(Stored items)
+++++

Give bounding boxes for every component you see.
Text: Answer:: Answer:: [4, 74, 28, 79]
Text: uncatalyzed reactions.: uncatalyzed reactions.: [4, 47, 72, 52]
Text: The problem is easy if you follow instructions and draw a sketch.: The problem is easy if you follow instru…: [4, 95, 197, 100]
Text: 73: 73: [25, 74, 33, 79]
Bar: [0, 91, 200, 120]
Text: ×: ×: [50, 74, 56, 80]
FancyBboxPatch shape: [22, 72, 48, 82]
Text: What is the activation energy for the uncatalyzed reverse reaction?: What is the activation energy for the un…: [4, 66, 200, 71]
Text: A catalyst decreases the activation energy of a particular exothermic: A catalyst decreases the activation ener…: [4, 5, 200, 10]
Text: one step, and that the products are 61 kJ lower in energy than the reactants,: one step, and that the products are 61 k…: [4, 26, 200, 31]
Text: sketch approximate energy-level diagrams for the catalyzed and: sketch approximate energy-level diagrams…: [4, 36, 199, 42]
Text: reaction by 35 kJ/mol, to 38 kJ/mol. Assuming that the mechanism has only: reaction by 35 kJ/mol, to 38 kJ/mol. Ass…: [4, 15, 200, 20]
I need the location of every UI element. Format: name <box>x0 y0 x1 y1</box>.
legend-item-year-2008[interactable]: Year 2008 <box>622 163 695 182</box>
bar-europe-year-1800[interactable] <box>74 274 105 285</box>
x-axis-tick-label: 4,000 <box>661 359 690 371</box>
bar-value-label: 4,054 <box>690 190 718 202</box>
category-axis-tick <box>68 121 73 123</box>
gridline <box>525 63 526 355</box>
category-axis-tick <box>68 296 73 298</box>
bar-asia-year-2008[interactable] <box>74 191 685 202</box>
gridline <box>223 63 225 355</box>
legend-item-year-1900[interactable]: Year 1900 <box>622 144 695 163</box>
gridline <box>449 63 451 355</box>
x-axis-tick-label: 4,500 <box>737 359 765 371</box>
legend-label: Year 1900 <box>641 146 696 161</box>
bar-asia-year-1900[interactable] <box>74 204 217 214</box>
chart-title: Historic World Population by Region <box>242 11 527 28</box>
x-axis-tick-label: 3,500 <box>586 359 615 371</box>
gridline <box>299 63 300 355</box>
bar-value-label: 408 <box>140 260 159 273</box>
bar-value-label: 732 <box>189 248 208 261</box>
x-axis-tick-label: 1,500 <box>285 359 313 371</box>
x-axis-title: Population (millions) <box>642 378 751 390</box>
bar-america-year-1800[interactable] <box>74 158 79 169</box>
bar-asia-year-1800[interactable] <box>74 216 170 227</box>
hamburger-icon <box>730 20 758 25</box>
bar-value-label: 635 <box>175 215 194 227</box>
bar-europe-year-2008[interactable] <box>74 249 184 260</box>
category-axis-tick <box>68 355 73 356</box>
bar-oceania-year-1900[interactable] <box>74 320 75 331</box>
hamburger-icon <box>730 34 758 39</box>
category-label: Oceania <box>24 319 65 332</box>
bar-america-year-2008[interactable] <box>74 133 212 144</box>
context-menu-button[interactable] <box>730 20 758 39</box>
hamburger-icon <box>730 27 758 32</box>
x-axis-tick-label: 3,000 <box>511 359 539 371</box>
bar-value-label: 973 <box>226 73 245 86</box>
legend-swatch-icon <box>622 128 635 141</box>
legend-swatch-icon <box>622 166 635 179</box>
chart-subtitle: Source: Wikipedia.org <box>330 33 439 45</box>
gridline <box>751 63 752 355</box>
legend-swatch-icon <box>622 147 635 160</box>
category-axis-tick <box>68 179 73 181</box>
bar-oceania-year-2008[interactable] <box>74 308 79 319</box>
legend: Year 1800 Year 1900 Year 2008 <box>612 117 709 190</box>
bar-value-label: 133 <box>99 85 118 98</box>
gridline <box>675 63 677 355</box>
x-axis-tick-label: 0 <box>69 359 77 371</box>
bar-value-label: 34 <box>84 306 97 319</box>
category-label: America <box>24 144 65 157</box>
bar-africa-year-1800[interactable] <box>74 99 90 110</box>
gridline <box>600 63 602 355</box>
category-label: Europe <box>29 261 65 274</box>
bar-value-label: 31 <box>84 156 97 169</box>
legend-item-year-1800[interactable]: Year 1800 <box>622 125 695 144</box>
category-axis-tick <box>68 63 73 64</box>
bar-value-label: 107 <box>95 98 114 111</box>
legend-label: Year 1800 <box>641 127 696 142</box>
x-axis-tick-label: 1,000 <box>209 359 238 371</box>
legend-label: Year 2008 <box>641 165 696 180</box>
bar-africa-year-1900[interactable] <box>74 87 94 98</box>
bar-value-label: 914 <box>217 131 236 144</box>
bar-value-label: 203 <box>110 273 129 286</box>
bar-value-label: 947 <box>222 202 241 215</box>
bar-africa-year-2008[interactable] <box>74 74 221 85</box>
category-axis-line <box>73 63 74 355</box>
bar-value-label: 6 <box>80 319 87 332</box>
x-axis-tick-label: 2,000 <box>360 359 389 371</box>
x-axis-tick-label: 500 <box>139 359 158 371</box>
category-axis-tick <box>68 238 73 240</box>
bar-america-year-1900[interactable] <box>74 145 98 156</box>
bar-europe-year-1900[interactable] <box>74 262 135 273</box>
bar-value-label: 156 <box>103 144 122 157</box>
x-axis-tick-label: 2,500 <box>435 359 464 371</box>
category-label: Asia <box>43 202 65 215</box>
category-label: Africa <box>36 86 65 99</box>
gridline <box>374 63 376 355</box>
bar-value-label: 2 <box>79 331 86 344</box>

+++++

• What the task asks:
Could you return every one of the rows above word for word, with nothing changed?

• Final result:
Give bounding boxes for every component you see.
Text: Answer:: Answer:: [4, 74, 28, 79]
Text: uncatalyzed reactions.: uncatalyzed reactions.: [4, 47, 72, 52]
Text: The problem is easy if you follow instructions and draw a sketch.: The problem is easy if you follow instru…: [4, 95, 197, 100]
Text: 73: 73: [25, 74, 33, 79]
Bar: [0, 91, 200, 120]
Text: ×: ×: [50, 74, 56, 80]
FancyBboxPatch shape: [22, 72, 48, 82]
Text: What is the activation energy for the uncatalyzed reverse reaction?: What is the activation energy for the un…: [4, 66, 200, 71]
Text: A catalyst decreases the activation energy of a particular exothermic: A catalyst decreases the activation ener…: [4, 5, 200, 10]
Text: one step, and that the products are 61 kJ lower in energy than the reactants,: one step, and that the products are 61 k…: [4, 26, 200, 31]
Text: sketch approximate energy-level diagrams for the catalyzed and: sketch approximate energy-level diagrams…: [4, 36, 199, 42]
Text: reaction by 35 kJ/mol, to 38 kJ/mol. Assuming that the mechanism has only: reaction by 35 kJ/mol, to 38 kJ/mol. Ass…: [4, 15, 200, 20]
I need the location of every UI element. Format: name <box>x0 y0 x1 y1</box>.
legend-item-year-2008[interactable]: Year 2008 <box>622 163 695 182</box>
bar-europe-year-1800[interactable] <box>74 274 105 285</box>
x-axis-tick-label: 4,000 <box>661 359 690 371</box>
bar-value-label: 4,054 <box>690 190 718 202</box>
category-axis-tick <box>68 121 73 123</box>
gridline <box>525 63 526 355</box>
category-axis-tick <box>68 296 73 298</box>
bar-asia-year-2008[interactable] <box>74 191 685 202</box>
gridline <box>223 63 225 355</box>
legend-item-year-1900[interactable]: Year 1900 <box>622 144 695 163</box>
gridline <box>449 63 451 355</box>
x-axis-tick-label: 4,500 <box>737 359 765 371</box>
legend-label: Year 1900 <box>641 146 696 161</box>
bar-asia-year-1900[interactable] <box>74 204 217 214</box>
chart-title: Historic World Population by Region <box>242 11 527 28</box>
x-axis-tick-label: 3,500 <box>586 359 615 371</box>
gridline <box>299 63 300 355</box>
bar-value-label: 408 <box>140 260 159 273</box>
bar-value-label: 732 <box>189 248 208 261</box>
x-axis-tick-label: 1,500 <box>285 359 313 371</box>
x-axis-title: Population (millions) <box>642 378 751 390</box>
bar-america-year-1800[interactable] <box>74 158 79 169</box>
bar-asia-year-1800[interactable] <box>74 216 170 227</box>
hamburger-icon <box>730 20 758 25</box>
bar-value-label: 635 <box>175 215 194 227</box>
bar-europe-year-2008[interactable] <box>74 249 184 260</box>
category-axis-tick <box>68 355 73 356</box>
bar-oceania-year-1900[interactable] <box>74 320 75 331</box>
hamburger-icon <box>730 34 758 39</box>
category-label: Oceania <box>24 319 65 332</box>
bar-america-year-2008[interactable] <box>74 133 212 144</box>
context-menu-button[interactable] <box>730 20 758 39</box>
hamburger-icon <box>730 27 758 32</box>
x-axis-tick-label: 3,000 <box>511 359 539 371</box>
bar-value-label: 973 <box>226 73 245 86</box>
legend-swatch-icon <box>622 128 635 141</box>
legend-swatch-icon <box>622 166 635 179</box>
chart-subtitle: Source: Wikipedia.org <box>330 33 439 45</box>
gridline <box>751 63 752 355</box>
legend-swatch-icon <box>622 147 635 160</box>
category-axis-tick <box>68 179 73 181</box>
bar-oceania-year-2008[interactable] <box>74 308 79 319</box>
legend: Year 1800 Year 1900 Year 2008 <box>612 117 709 190</box>
bar-value-label: 133 <box>99 85 118 98</box>
gridline <box>675 63 677 355</box>
x-axis-tick-label: 0 <box>69 359 77 371</box>
bar-value-label: 34 <box>84 306 97 319</box>
category-label: America <box>24 144 65 157</box>
bar-africa-year-1800[interactable] <box>74 99 90 110</box>
gridline <box>600 63 602 355</box>
category-label: Europe <box>29 261 65 274</box>
bar-value-label: 31 <box>84 156 97 169</box>
legend-item-year-1800[interactable]: Year 1800 <box>622 125 695 144</box>
category-axis-tick <box>68 63 73 64</box>
bar-value-label: 107 <box>95 98 114 111</box>
legend-label: Year 1800 <box>641 127 696 142</box>
x-axis-tick-label: 1,000 <box>209 359 238 371</box>
legend-label: Year 2008 <box>641 165 696 180</box>
bar-africa-year-1900[interactable] <box>74 87 94 98</box>
bar-value-label: 914 <box>217 131 236 144</box>
bar-value-label: 203 <box>110 273 129 286</box>
bar-value-label: 947 <box>222 202 241 215</box>
bar-africa-year-2008[interactable] <box>74 74 221 85</box>
category-axis-line <box>73 63 74 355</box>
bar-value-label: 6 <box>80 319 87 332</box>
x-axis-tick-label: 2,000 <box>360 359 389 371</box>
x-axis-tick-label: 500 <box>139 359 158 371</box>
category-axis-tick <box>68 238 73 240</box>
bar-america-year-1900[interactable] <box>74 145 98 156</box>
bar-europe-year-1900[interactable] <box>74 262 135 273</box>
bar-value-label: 156 <box>103 144 122 157</box>
x-axis-tick-label: 2,500 <box>435 359 464 371</box>
category-label: Asia <box>43 202 65 215</box>
category-label: Africa <box>36 86 65 99</box>
gridline <box>374 63 376 355</box>
bar-value-label: 2 <box>79 331 86 344</box>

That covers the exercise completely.